%%

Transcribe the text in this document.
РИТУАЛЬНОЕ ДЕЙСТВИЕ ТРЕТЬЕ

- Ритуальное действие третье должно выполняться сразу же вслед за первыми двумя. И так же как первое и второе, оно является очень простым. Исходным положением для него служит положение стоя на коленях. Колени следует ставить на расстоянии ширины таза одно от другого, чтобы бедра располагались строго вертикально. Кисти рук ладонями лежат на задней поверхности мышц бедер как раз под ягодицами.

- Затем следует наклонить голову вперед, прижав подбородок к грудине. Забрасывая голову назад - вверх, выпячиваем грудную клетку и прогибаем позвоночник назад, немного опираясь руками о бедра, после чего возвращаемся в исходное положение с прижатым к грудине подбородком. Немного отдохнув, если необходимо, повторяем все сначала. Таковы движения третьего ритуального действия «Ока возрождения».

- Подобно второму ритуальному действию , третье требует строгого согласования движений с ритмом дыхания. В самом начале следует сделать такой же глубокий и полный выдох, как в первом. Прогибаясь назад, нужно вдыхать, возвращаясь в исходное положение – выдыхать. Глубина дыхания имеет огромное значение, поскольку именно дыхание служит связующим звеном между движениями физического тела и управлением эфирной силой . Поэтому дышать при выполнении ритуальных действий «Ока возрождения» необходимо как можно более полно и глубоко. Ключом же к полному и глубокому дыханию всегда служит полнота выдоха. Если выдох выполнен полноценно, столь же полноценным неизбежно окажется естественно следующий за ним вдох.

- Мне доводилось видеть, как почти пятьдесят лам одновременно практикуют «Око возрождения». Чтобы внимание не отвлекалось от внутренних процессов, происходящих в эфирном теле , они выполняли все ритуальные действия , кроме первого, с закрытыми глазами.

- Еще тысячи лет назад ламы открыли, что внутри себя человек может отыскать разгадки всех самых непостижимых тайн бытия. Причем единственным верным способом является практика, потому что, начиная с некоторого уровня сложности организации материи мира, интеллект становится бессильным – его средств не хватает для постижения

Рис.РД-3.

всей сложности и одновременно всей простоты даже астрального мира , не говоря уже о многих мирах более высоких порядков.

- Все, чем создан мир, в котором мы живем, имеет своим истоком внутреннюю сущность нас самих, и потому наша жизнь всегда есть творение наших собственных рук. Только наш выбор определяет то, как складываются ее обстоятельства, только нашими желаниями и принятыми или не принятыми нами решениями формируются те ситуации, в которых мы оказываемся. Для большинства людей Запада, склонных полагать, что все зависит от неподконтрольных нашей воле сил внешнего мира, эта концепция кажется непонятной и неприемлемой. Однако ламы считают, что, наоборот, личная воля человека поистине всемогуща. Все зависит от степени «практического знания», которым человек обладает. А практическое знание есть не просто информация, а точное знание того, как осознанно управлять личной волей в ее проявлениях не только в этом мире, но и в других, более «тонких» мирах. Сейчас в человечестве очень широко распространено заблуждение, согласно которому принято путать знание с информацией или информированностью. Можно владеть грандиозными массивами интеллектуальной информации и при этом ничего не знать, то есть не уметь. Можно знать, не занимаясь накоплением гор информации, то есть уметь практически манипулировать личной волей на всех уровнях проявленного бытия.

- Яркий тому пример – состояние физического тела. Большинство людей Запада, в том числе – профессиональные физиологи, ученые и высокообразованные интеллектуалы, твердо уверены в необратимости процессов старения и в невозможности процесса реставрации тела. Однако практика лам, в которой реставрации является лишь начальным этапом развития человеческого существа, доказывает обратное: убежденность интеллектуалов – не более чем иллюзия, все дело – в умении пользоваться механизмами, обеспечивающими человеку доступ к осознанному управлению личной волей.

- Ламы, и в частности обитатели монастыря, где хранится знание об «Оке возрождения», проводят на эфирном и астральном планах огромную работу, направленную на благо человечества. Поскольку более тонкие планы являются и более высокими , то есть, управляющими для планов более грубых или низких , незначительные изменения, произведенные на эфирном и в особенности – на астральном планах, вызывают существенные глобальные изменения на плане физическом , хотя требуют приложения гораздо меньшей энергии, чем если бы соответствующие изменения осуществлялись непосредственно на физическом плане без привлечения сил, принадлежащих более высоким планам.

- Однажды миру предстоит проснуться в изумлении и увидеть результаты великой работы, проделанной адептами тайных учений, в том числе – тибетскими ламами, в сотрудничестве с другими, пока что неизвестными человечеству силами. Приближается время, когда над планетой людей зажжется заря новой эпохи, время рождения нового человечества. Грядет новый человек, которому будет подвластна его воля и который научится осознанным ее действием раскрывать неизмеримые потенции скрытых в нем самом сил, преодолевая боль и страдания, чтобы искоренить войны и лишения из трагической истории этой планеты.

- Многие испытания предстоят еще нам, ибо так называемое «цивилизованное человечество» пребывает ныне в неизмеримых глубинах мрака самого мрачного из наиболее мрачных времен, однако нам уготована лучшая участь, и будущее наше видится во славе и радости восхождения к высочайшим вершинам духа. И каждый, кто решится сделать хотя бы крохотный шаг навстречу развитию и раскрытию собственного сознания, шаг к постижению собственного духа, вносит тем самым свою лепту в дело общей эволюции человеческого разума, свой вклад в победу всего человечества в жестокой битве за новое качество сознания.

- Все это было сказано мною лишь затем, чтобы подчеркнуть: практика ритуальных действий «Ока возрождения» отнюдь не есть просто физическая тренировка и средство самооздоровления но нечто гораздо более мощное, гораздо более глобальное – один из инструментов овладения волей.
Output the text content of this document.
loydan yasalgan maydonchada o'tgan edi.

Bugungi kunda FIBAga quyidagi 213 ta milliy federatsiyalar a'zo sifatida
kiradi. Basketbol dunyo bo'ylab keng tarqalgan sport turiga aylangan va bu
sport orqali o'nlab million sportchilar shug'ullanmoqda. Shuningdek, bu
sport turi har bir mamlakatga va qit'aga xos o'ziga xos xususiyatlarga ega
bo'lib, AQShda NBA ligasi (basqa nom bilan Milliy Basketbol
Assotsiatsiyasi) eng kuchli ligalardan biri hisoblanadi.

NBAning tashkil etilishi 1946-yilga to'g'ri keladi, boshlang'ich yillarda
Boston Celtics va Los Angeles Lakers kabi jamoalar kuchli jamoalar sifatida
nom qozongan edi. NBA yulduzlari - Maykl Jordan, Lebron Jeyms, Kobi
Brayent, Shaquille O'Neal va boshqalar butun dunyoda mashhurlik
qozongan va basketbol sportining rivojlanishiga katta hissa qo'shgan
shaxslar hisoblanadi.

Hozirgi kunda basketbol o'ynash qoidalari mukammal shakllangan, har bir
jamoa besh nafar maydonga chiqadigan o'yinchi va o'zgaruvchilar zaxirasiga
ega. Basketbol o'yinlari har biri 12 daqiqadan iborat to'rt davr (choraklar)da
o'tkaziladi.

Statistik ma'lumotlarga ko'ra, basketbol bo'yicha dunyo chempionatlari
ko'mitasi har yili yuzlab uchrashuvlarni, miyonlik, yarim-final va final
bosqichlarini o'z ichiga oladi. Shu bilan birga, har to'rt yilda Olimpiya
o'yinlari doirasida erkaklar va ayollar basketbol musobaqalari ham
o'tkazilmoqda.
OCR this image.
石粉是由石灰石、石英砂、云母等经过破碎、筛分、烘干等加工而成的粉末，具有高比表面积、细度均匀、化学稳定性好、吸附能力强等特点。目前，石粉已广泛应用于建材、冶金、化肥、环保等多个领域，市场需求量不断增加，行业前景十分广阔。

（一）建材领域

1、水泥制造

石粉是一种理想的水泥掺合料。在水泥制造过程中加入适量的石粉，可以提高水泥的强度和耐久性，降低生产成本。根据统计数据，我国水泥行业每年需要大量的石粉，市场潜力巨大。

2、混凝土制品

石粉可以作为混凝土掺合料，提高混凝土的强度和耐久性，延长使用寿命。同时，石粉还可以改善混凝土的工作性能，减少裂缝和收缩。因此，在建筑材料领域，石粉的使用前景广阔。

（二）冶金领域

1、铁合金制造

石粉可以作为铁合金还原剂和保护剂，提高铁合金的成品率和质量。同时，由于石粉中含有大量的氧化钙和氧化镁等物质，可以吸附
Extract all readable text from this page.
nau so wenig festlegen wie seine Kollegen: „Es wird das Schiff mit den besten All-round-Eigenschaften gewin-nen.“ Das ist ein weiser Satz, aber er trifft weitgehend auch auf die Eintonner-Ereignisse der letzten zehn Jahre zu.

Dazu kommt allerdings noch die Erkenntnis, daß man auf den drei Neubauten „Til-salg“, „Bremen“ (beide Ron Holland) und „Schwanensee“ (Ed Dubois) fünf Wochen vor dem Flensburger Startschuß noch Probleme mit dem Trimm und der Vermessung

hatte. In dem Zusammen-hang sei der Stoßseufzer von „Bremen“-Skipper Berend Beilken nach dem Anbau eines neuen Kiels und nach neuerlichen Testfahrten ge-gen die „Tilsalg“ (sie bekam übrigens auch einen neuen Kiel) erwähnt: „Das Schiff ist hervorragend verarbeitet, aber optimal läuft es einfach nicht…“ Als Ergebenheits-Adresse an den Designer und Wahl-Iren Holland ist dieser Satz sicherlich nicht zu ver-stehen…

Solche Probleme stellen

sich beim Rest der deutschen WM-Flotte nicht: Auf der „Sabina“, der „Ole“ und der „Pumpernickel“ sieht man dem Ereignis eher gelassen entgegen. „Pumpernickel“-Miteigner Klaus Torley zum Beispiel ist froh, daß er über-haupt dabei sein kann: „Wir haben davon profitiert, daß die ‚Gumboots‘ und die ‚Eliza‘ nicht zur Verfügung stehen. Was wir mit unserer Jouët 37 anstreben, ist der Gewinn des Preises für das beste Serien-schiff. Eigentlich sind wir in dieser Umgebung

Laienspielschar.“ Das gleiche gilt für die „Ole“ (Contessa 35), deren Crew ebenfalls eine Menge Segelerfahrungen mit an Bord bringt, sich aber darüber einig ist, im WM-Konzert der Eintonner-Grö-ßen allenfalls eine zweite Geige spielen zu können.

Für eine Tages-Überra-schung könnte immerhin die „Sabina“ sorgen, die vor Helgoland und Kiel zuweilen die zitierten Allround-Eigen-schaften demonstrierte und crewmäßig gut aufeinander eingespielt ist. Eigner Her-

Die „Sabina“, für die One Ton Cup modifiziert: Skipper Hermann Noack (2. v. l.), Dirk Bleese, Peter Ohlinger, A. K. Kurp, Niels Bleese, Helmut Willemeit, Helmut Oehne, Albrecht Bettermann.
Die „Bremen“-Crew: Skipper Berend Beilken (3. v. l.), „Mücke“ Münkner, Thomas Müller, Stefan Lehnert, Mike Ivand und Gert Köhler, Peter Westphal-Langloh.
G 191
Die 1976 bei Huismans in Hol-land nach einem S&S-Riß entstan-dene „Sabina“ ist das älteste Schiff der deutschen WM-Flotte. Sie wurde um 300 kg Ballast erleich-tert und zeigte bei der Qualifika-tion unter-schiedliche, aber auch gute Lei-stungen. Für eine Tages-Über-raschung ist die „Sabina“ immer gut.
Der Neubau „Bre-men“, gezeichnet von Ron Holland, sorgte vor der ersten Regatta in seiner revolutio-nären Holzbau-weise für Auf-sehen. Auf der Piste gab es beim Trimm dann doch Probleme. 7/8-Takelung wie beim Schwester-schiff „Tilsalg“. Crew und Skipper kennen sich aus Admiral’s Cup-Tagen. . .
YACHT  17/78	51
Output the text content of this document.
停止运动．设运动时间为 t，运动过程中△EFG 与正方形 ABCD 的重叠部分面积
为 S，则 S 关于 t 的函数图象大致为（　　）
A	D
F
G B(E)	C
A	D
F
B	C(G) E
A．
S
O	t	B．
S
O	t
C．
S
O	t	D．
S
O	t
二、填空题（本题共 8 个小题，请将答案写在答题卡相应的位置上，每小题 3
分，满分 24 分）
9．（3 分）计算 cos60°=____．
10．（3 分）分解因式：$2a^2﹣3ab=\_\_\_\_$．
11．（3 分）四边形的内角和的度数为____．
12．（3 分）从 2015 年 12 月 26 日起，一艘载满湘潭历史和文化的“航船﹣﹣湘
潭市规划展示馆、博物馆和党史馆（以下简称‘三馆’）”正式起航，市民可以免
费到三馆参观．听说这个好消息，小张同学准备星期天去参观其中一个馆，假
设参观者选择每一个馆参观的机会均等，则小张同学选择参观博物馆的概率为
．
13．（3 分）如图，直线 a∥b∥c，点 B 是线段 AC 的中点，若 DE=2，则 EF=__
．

%%

Your task
Pull out and copy each line containing the string "kunda".

Finished exercise
Bugungi kunda FIBAga quyidagi 213 ta milliy federatsiyalar a'zo sifatida
Hozirgi kunda basketbol o'ynash qoidalari mukammal shakllangan, har bir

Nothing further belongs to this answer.